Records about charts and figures
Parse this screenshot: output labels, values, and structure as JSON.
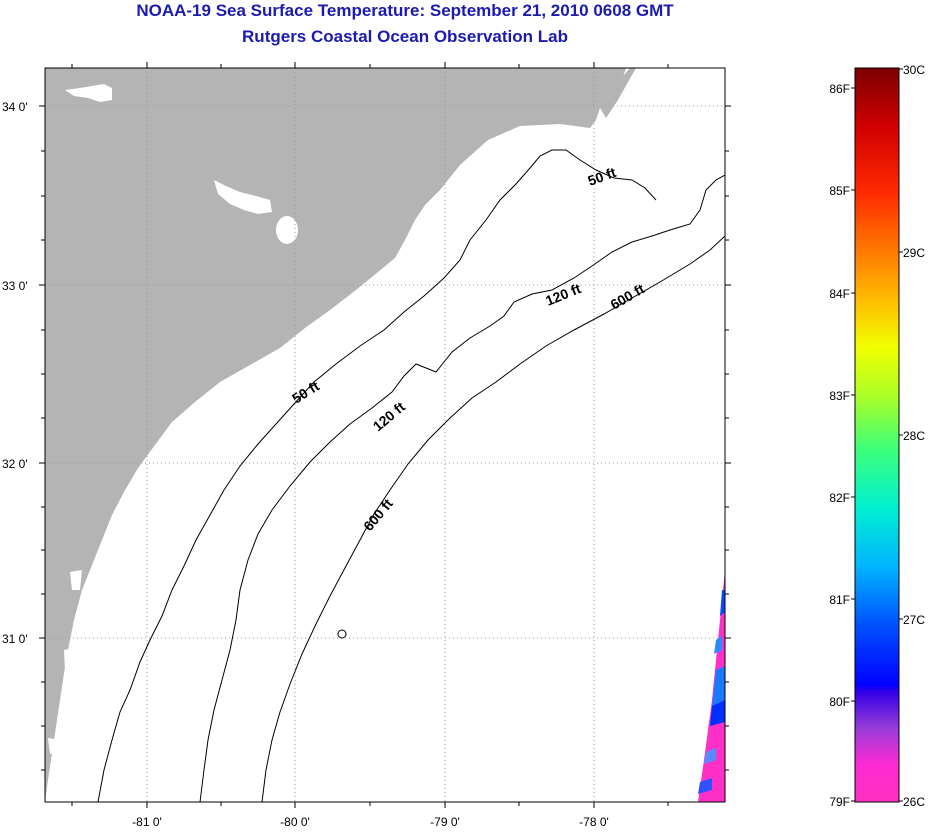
{
  "title": {
    "line1": "NOAA-19 Sea Surface Temperature:  September 21, 2010 0608 GMT",
    "line2": "Rutgers Coastal Ocean Observation Lab"
  },
  "map": {
    "lat_ticks": [
      "31 0'",
      "32 0'",
      "33 0'",
      "34 0'"
    ],
    "lon_ticks": [
      "-81 0'",
      "-80 0'",
      "-79 0'",
      "-78 0'"
    ],
    "land_color": "#b4b4b4",
    "contour_labels": [
      "50 ft",
      "50 ft",
      "120 ft",
      "120 ft",
      "600 ft",
      "600 ft"
    ]
  },
  "colorbar": {
    "fahrenheit_labels": [
      "86F",
      "85F",
      "84F",
      "83F",
      "82F",
      "81F",
      "80F",
      "79F"
    ],
    "celsius_labels": [
      "30C",
      "29C",
      "28C",
      "27C",
      "26C"
    ]
  }
}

◆ Written request
Write out the entries above verbatim; the pictures do not belong in your copy.

◆ Solution below
Parse this screenshot: output labels, values, and structure as JSON.
{
  "title": {
    "line1": "NOAA-19 Sea Surface Temperature:  September 21, 2010 0608 GMT",
    "line2": "Rutgers Coastal Ocean Observation Lab"
  },
  "map": {
    "lat_ticks": [
      "31 0'",
      "32 0'",
      "33 0'",
      "34 0'"
    ],
    "lon_ticks": [
      "-81 0'",
      "-80 0'",
      "-79 0'",
      "-78 0'"
    ],
    "land_color": "#b4b4b4",
    "contour_labels": [
      "50 ft",
      "50 ft",
      "120 ft",
      "120 ft",
      "600 ft",
      "600 ft"
    ]
  },
  "colorbar": {
    "fahrenheit_labels": [
      "86F",
      "85F",
      "84F",
      "83F",
      "82F",
      "81F",
      "80F",
      "79F"
    ],
    "celsius_labels": [
      "30C",
      "29C",
      "28C",
      "27C",
      "26C"
    ]
  }
}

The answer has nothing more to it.